▶ _WRITTEN INSTRUCTION_
Extract the text of every entry below exactly; leave images out.

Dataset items
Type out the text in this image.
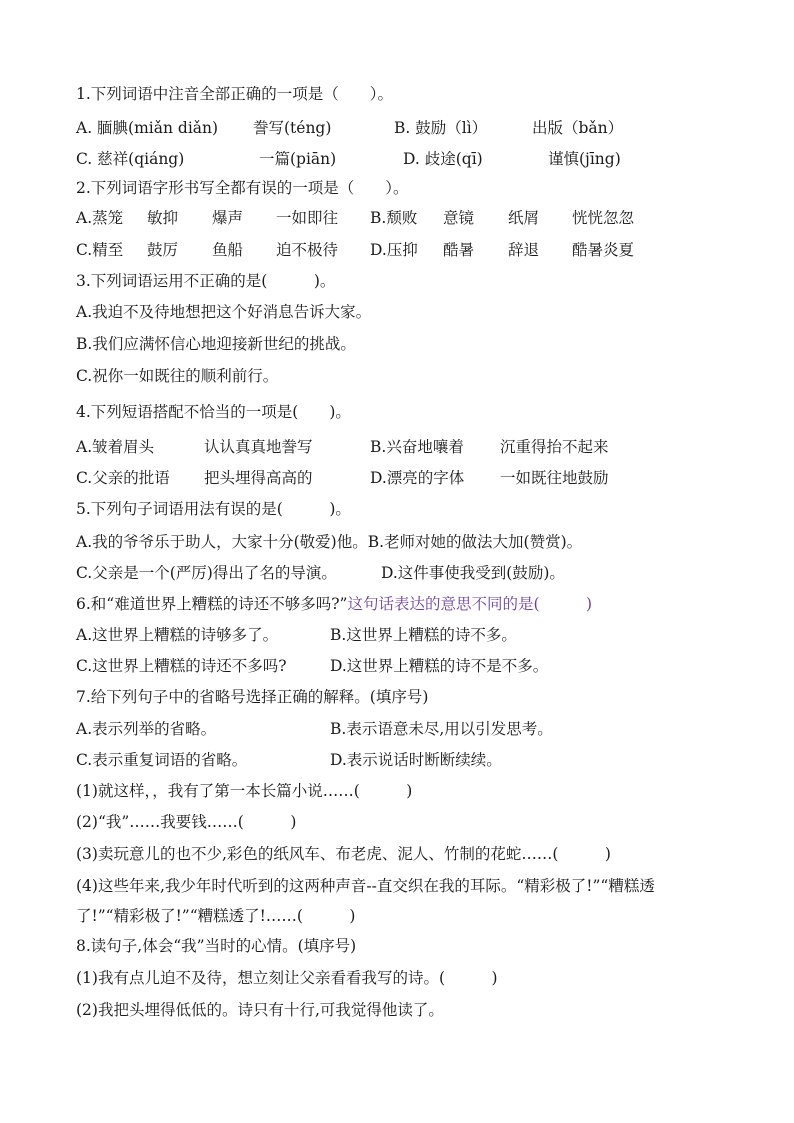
1.下列词语中注音全部正确的一项是（　　）。
A. 腼腆(miǎn diǎn) 誊写(téng)	B. 鼓励（lì）	出版（bǎn）
C. 慈祥(qiáng)	一篇(piān)	D. 歧途(qī)	谨慎(jīng)
2.下列词语字形书写全都有误的一项是（　　）。
A.蒸笼 敏抑 爆声 一如即往 B.颓败 意镜 纸屑 恍恍忽忽
C.精至 鼓厉 鱼船 迫不极待 D.压抑 酷暑 辞退 酷暑炎夏
3.下列词语运用不正确的是(　　　)。
A.我迫不及待地想把这个好消息告诉大家。
B.我们应满怀信心地迎接新世纪的挑战。
C.祝你一如既往的顺利前行。
4.下列短语搭配不恰当的一项是(　　)。
A.皱着眉头	认认真真地誊写	B.兴奋地嚷着 沉重得抬不起来
C.父亲的批语 把头埋得高高的	D.漂亮的字体 一如既往地鼓励
5.下列句子词语用法有误的是(　　　)。
A.我的爷爷乐于助人，大家十分(敬爱)他。B.老师对她的做法大加(赞赏)。
C.父亲是一个(严厉)得出了名的导演。	D.这件事使我受到(鼓励)。
6.和“难道世界上糟糕的诗还不够多吗?”这句话表达的意思不同的是(　　　)
A.这世界上糟糕的诗够多了。	B.这世界上糟糕的诗不多。
C.这世界上糟糕的诗还不多吗?	D.这世界上糟糕的诗不是不多。
7.给下列句子中的省略号选择正确的解释。(填序号)
A.表示列举的省略。	B.表示语意未尽,用以引发思考。
C.表示重复词语的省略。	D.表示说话时断断续续。
(1)就这样，，我有了第一本长篇小说……(　　　)
(2)“我”……我要钱……(　　　)
(3)卖玩意儿的也不少,彩色的纸风车、布老虎、泥人、竹制的花蛇……(　　　)
(4)这些年来,我少年时代听到的这两种声音--直交织在我的耳际。“精彩极了!”“糟糕透
了!”“精彩极了!”“糟糕透了!……(　　　)
8.读句子,体会“我”当时的心情。(填序号)
(1)我有点儿迫不及待，想立刻让父亲看看我写的诗。(　　　)
(2)我把头埋得低低的。诗只有十行,可我觉得他读了。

▶ _SOLUTION FOR THIS EXERCISE_
Type out the text in this image.
1.下列词语中注音全部正确的一项是（　　）。
A. 腼腆(miǎn diǎn) 誊写(téng)	B. 鼓励（lì）	出版（bǎn）
C. 慈祥(qiáng)	一篇(piān)	D. 歧途(qī)	谨慎(jīng)
2.下列词语字形书写全都有误的一项是（　　）。
A.蒸笼 敏抑 爆声 一如即往 B.颓败 意镜 纸屑 恍恍忽忽
C.精至 鼓厉 鱼船 迫不极待 D.压抑 酷暑 辞退 酷暑炎夏
3.下列词语运用不正确的是(　　　)。
A.我迫不及待地想把这个好消息告诉大家。
B.我们应满怀信心地迎接新世纪的挑战。
C.祝你一如既往的顺利前行。
4.下列短语搭配不恰当的一项是(　　)。
A.皱着眉头	认认真真地誊写	B.兴奋地嚷着 沉重得抬不起来
C.父亲的批语 把头埋得高高的	D.漂亮的字体 一如既往地鼓励
5.下列句子词语用法有误的是(　　　)。
A.我的爷爷乐于助人，大家十分(敬爱)他。B.老师对她的做法大加(赞赏)。
C.父亲是一个(严厉)得出了名的导演。	D.这件事使我受到(鼓励)。
6.和“难道世界上糟糕的诗还不够多吗?”这句话表达的意思不同的是(　　　)
A.这世界上糟糕的诗够多了。	B.这世界上糟糕的诗不多。
C.这世界上糟糕的诗还不多吗?	D.这世界上糟糕的诗不是不多。
7.给下列句子中的省略号选择正确的解释。(填序号)
A.表示列举的省略。	B.表示语意未尽,用以引发思考。
C.表示重复词语的省略。	D.表示说话时断断续续。
(1)就这样，，我有了第一本长篇小说……(　　　)
(2)“我”……我要钱……(　　　)
(3)卖玩意儿的也不少,彩色的纸风车、布老虎、泥人、竹制的花蛇……(　　　)
(4)这些年来,我少年时代听到的这两种声音--直交织在我的耳际。“精彩极了!”“糟糕透
了!”“精彩极了!”“糟糕透了!……(　　　)
8.读句子,体会“我”当时的心情。(填序号)
(1)我有点儿迫不及待，想立刻让父亲看看我写的诗。(　　　)
(2)我把头埋得低低的。诗只有十行,可我觉得他读了。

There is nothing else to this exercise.